▶ [WHAT IS BEING ASKED]: Each entry needs to be restated exactly as written.

▶ [GIVEN DATA]:
★ ★ ★ ★ ★ ★ ★
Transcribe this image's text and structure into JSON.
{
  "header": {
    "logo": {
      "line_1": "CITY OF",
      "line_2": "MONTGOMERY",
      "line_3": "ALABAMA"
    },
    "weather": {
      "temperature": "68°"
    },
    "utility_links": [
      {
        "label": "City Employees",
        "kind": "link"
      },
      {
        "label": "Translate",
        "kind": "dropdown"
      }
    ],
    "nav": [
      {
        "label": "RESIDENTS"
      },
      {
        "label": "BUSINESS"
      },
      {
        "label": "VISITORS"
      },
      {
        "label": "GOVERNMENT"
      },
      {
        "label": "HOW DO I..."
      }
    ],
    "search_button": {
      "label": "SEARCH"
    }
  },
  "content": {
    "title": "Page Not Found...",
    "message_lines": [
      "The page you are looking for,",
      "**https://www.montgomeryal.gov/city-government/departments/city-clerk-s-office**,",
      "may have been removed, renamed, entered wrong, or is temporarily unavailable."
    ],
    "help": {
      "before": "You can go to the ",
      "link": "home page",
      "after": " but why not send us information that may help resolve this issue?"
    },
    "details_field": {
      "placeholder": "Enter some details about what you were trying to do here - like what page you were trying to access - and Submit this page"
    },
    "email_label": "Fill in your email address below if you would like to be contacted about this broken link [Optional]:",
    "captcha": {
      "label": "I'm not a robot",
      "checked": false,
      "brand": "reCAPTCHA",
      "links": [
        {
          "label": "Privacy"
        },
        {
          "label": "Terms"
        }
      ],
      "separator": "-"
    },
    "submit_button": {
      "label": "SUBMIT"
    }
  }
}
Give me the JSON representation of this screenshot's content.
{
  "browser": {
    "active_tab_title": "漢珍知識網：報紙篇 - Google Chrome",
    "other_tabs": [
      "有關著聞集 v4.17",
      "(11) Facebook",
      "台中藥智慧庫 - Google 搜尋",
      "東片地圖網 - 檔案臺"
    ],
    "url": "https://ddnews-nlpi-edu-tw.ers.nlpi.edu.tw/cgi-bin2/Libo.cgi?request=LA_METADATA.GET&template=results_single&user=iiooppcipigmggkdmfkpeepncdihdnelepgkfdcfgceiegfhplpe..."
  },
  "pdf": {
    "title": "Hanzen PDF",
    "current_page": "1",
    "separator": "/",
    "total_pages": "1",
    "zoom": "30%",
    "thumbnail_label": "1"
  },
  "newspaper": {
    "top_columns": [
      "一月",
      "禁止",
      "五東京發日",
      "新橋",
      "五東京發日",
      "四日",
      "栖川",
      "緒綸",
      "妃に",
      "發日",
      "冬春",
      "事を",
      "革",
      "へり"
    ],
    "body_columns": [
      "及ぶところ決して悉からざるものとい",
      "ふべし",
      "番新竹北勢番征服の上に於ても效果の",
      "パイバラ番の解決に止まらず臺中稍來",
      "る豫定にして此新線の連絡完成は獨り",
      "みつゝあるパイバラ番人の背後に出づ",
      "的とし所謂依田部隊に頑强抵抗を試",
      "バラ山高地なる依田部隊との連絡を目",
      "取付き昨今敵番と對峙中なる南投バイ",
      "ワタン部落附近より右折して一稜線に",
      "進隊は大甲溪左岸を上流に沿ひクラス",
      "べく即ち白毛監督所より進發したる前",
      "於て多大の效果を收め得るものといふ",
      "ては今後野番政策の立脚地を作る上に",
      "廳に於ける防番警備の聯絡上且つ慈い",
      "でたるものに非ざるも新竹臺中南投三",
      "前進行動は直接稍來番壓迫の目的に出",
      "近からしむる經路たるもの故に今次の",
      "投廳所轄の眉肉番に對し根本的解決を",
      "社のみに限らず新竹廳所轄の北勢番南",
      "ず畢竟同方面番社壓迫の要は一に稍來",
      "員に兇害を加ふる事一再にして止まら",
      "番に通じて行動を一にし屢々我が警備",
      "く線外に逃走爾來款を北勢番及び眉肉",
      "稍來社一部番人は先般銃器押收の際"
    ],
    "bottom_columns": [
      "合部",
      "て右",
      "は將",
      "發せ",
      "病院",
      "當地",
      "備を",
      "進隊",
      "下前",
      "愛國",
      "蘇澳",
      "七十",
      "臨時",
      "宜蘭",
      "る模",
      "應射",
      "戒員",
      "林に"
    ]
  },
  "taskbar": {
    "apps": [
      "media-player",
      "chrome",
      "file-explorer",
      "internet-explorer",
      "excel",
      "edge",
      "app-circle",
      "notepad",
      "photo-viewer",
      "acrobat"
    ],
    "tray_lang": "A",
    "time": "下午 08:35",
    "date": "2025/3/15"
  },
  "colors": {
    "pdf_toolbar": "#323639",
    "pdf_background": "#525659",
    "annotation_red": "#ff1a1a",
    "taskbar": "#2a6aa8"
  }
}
★ ★ ★ ★ ★ ★ ★
▶ [EXPECTED ANSWER]:
Transcribe this image's text and structure into JSON.
{
  "header": {
    "logo": {
      "line_1": "CITY OF",
      "line_2": "MONTGOMERY",
      "line_3": "ALABAMA"
    },
    "weather": {
      "temperature": "68°"
    },
    "utility_links": [
      {
        "label": "City Employees",
        "kind": "link"
      },
      {
        "label": "Translate",
        "kind": "dropdown"
      }
    ],
    "nav": [
      {
        "label": "RESIDENTS"
      },
      {
        "label": "BUSINESS"
      },
      {
        "label": "VISITORS"
      },
      {
        "label": "GOVERNMENT"
      },
      {
        "label": "HOW DO I..."
      }
    ],
    "search_button": {
      "label": "SEARCH"
    }
  },
  "content": {
    "title": "Page Not Found...",
    "message_lines": [
      "The page you are looking for,",
      "**https://www.montgomeryal.gov/city-government/departments/city-clerk-s-office**,",
      "may have been removed, renamed, entered wrong, or is temporarily unavailable."
    ],
    "help": {
      "before": "You can go to the ",
      "link": "home page",
      "after": " but why not send us information that may help resolve this issue?"
    },
    "details_field": {
      "placeholder": "Enter some details about what you were trying to do here - like what page you were trying to access - and Submit this page"
    },
    "email_label": "Fill in your email address below if you would like to be contacted about this broken link [Optional]:",
    "captcha": {
      "label": "I'm not a robot",
      "checked": false,
      "brand": "reCAPTCHA",
      "links": [
        {
          "label": "Privacy"
        },
        {
          "label": "Terms"
        }
      ],
      "separator": "-"
    },
    "submit_button": {
      "label": "SUBMIT"
    }
  }
}
Give me the JSON representation of this screenshot's content.
{
  "browser": {
    "active_tab_title": "漢珍知識網：報紙篇 - Google Chrome",
    "other_tabs": [
      "有關著聞集 v4.17",
      "(11) Facebook",
      "台中藥智慧庫 - Google 搜尋",
      "東片地圖網 - 檔案臺"
    ],
    "url": "https://ddnews-nlpi-edu-tw.ers.nlpi.edu.tw/cgi-bin2/Libo.cgi?request=LA_METADATA.GET&template=results_single&user=iiooppcipigmggkdmfkpeepncdihdnelepgkfdcfgceiegfhplpe..."
  },
  "pdf": {
    "title": "Hanzen PDF",
    "current_page": "1",
    "separator": "/",
    "total_pages": "1",
    "zoom": "30%",
    "thumbnail_label": "1"
  },
  "newspaper": {
    "top_columns": [
      "一月",
      "禁止",
      "五東京發日",
      "新橋",
      "五東京發日",
      "四日",
      "栖川",
      "緒綸",
      "妃に",
      "發日",
      "冬春",
      "事を",
      "革",
      "へり"
    ],
    "body_columns": [
      "及ぶところ決して悉からざるものとい",
      "ふべし",
      "番新竹北勢番征服の上に於ても效果の",
      "パイバラ番の解決に止まらず臺中稍來",
      "る豫定にして此新線の連絡完成は獨り",
      "みつゝあるパイバラ番人の背後に出づ",
      "的とし所謂依田部隊に頑强抵抗を試",
      "バラ山高地なる依田部隊との連絡を目",
      "取付き昨今敵番と對峙中なる南投バイ",
      "ワタン部落附近より右折して一稜線に",
      "進隊は大甲溪左岸を上流に沿ひクラス",
      "べく即ち白毛監督所より進發したる前",
      "於て多大の效果を收め得るものといふ",
      "ては今後野番政策の立脚地を作る上に",
      "廳に於ける防番警備の聯絡上且つ慈い",
      "でたるものに非ざるも新竹臺中南投三",
      "前進行動は直接稍來番壓迫の目的に出",
      "近からしむる經路たるもの故に今次の",
      "投廳所轄の眉肉番に對し根本的解決を",
      "社のみに限らず新竹廳所轄の北勢番南",
      "ず畢竟同方面番社壓迫の要は一に稍來",
      "員に兇害を加ふる事一再にして止まら",
      "番に通じて行動を一にし屢々我が警備",
      "く線外に逃走爾來款を北勢番及び眉肉",
      "稍來社一部番人は先般銃器押收の際"
    ],
    "bottom_columns": [
      "合部",
      "て右",
      "は將",
      "發せ",
      "病院",
      "當地",
      "備を",
      "進隊",
      "下前",
      "愛國",
      "蘇澳",
      "七十",
      "臨時",
      "宜蘭",
      "る模",
      "應射",
      "戒員",
      "林に"
    ]
  },
  "taskbar": {
    "apps": [
      "media-player",
      "chrome",
      "file-explorer",
      "internet-explorer",
      "excel",
      "edge",
      "app-circle",
      "notepad",
      "photo-viewer",
      "acrobat"
    ],
    "tray_lang": "A",
    "time": "下午 08:35",
    "date": "2025/3/15"
  },
  "colors": {
    "pdf_toolbar": "#323639",
    "pdf_background": "#525659",
    "annotation_red": "#ff1a1a",
    "taskbar": "#2a6aa8"
  }
}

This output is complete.